** START **

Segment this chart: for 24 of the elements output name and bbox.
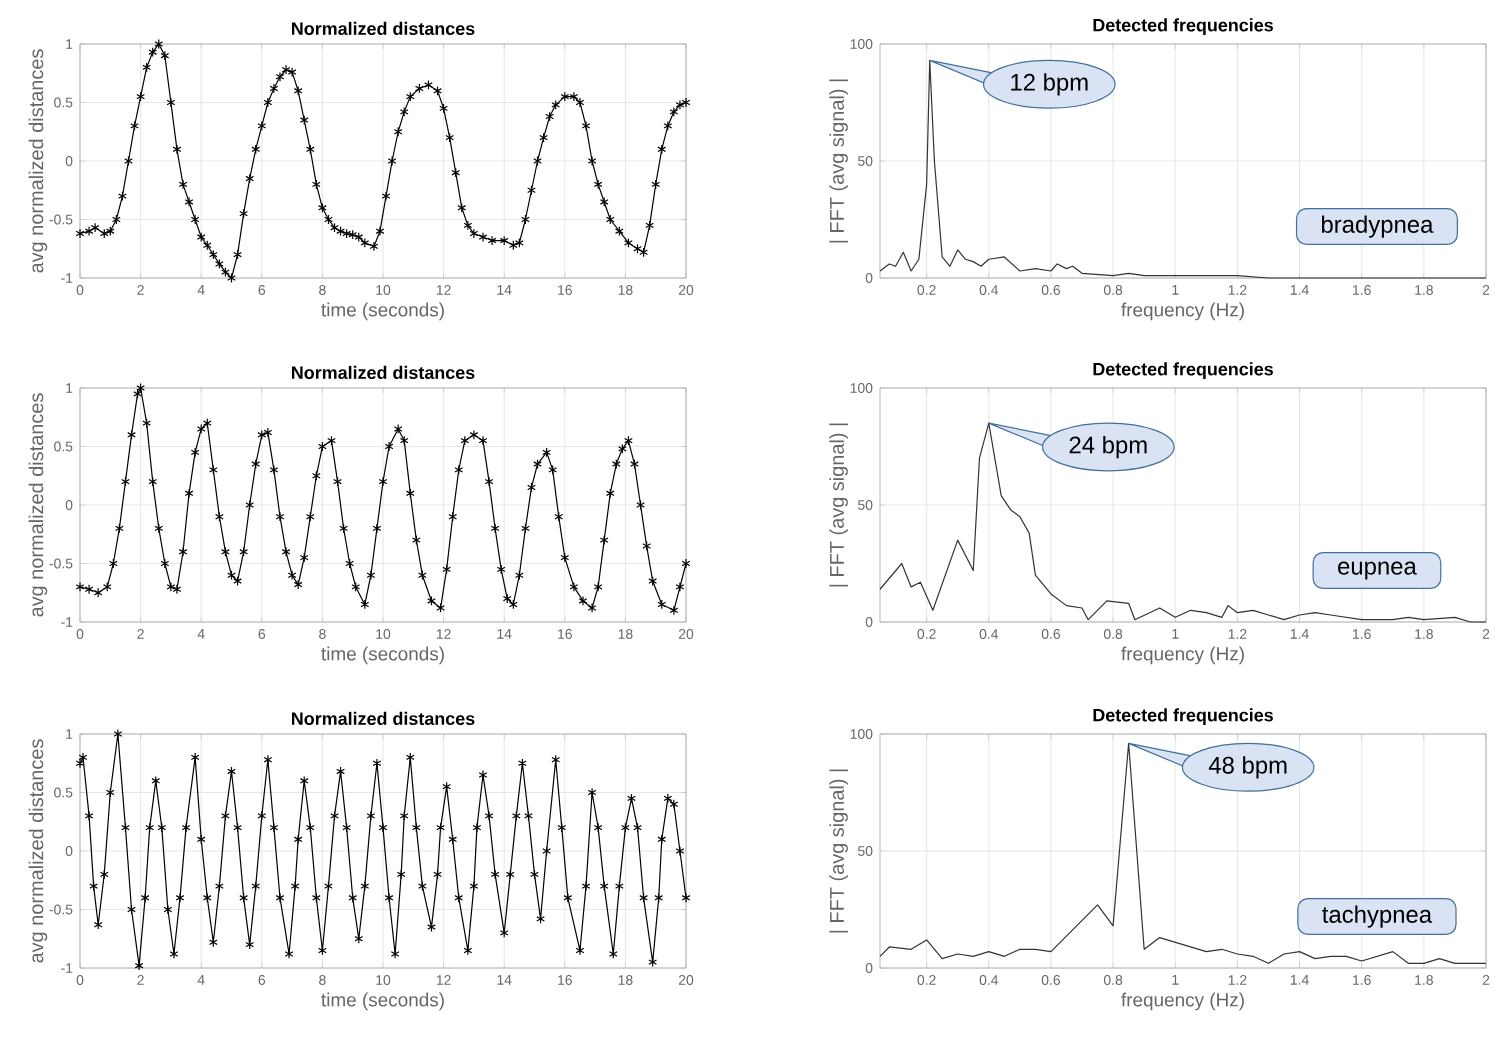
annotation: tachypnea [1322,905,1433,928]
y-axis-title: | FFT (avg signal) | [829,79,849,243]
y-axis-title: | FFT (avg signal) | [829,423,849,587]
x-axis-title: time (seconds) [321,992,444,1011]
annotation: eupnea [1338,561,1417,580]
y-axis-title: avg normalized distances [28,739,48,963]
x-axis-title: time (seconds) [321,302,444,321]
x-axis-title: frequency (Hz) [1121,992,1244,1011]
chart-title: Normalized distances [292,365,475,380]
y-axis-title: | FFT (avg signal) | [829,769,849,933]
annotation: 24 bpm [1069,435,1147,459]
chart-title: Detected frequencies [1093,708,1273,726]
annotation: bradypnea [1321,215,1434,238]
y-axis-title: avg normalized distances [28,393,48,617]
annotation: 12 bpm [1011,73,1088,96]
x-axis-title: time (seconds) [321,646,444,665]
chart-title: Detected frequencies [1093,18,1273,35]
x-axis-title: frequency (Hz) [1121,302,1244,321]
y-axis-title: avg normalized distances [28,49,48,273]
chart-title: Detected frequencies [1093,362,1273,380]
x-axis-title: frequency (Hz) [1121,646,1244,665]
chart-title: Normalized distances [292,711,475,726]
annotation: 48 bpm [1208,756,1287,779]
chart-title: Normalized distances [292,21,475,36]
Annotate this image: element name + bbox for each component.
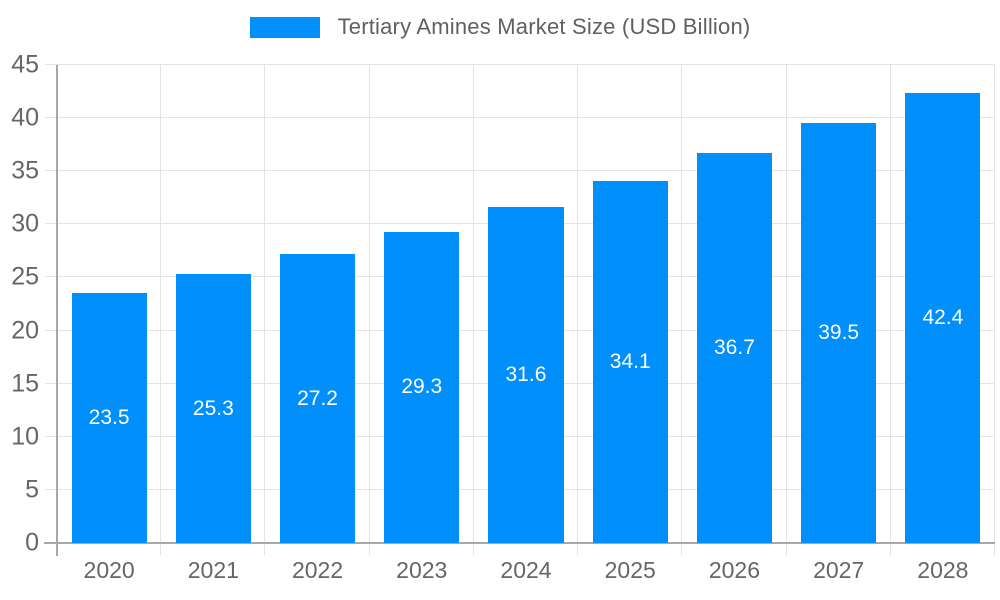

** END **

**Required task**:
Reproduce the listing above verbatim, omitting the picture placeholders.

**Final result**:
Segment this chart: for 24 of the elements output name and bbox.
annotation: tachypnea [1322,905,1433,928]
y-axis-title: | FFT (avg signal) | [829,79,849,243]
y-axis-title: | FFT (avg signal) | [829,423,849,587]
x-axis-title: time (seconds) [321,992,444,1011]
annotation: eupnea [1338,561,1417,580]
y-axis-title: avg normalized distances [28,739,48,963]
x-axis-title: time (seconds) [321,302,444,321]
x-axis-title: frequency (Hz) [1121,992,1244,1011]
chart-title: Normalized distances [292,365,475,380]
y-axis-title: | FFT (avg signal) | [829,769,849,933]
annotation: 24 bpm [1069,435,1147,459]
chart-title: Detected frequencies [1093,708,1273,726]
annotation: bradypnea [1321,215,1434,238]
y-axis-title: avg normalized distances [28,393,48,617]
annotation: 12 bpm [1011,73,1088,96]
x-axis-title: time (seconds) [321,646,444,665]
chart-title: Detected frequencies [1093,18,1273,35]
x-axis-title: frequency (Hz) [1121,302,1244,321]
y-axis-title: avg normalized distances [28,49,48,273]
chart-title: Detected frequencies [1093,362,1273,380]
x-axis-title: frequency (Hz) [1121,646,1244,665]
chart-title: Normalized distances [292,711,475,726]
annotation: 48 bpm [1208,756,1287,779]
chart-title: Normalized distances [292,21,475,36]
Annotate this image: element name + bbox for each component.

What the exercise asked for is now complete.